:: Given data ::

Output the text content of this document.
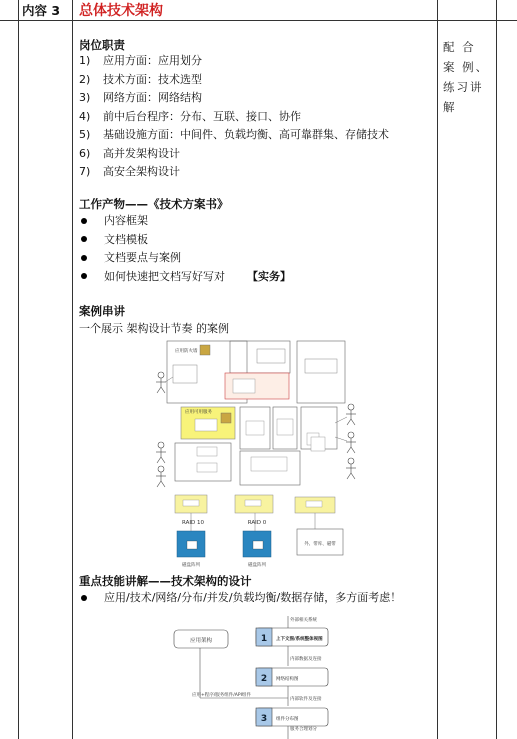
内容 3 总体技术架构
配 合 案 例、练习讲解
岗位职责
1) 应用方面：应用划分
2) 技术方面：技术选型
3) 网络方面：网络结构
4) 前中后台程序：分布、互联、接口、协作
5) 基础设施方面：中间件、负载均衡、高可靠群集、存储技术
6) 高并发架构设计
7) 高安全架构设计
工作产物——《技术方案书》
内容框架
文档模板
文档要点与案例
如何快速把文档写好写对 【实务】
案例串讲
一个展示 架构设计节奏 的案例
应用防火墙
应用可用服务
RAID 10	RAID 0
磁盘阵列	磁盘阵列
外、带库、磁带
重点技能讲解——技术架构的设计
应用/技术/网络/分布/并发/负载均衡/数据存储，多方面考虑！
外部相关系统
内部数据及连接
内部软件及连接
服务合理划分
应用+程序/服务组件/API组件
应用架构	1 上下文图/系统整体视图
2 网络结构图
3 组件分布图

:::

» Directive: Look over the material above and show each line where "负载均衡" appears.

» Solution for this exercise:
5) 基础设施方面：中间件、负载均衡、高可靠群集、存储技术
应用/技术/网络/分布/并发/负载均衡/数据存储，多方面考虑！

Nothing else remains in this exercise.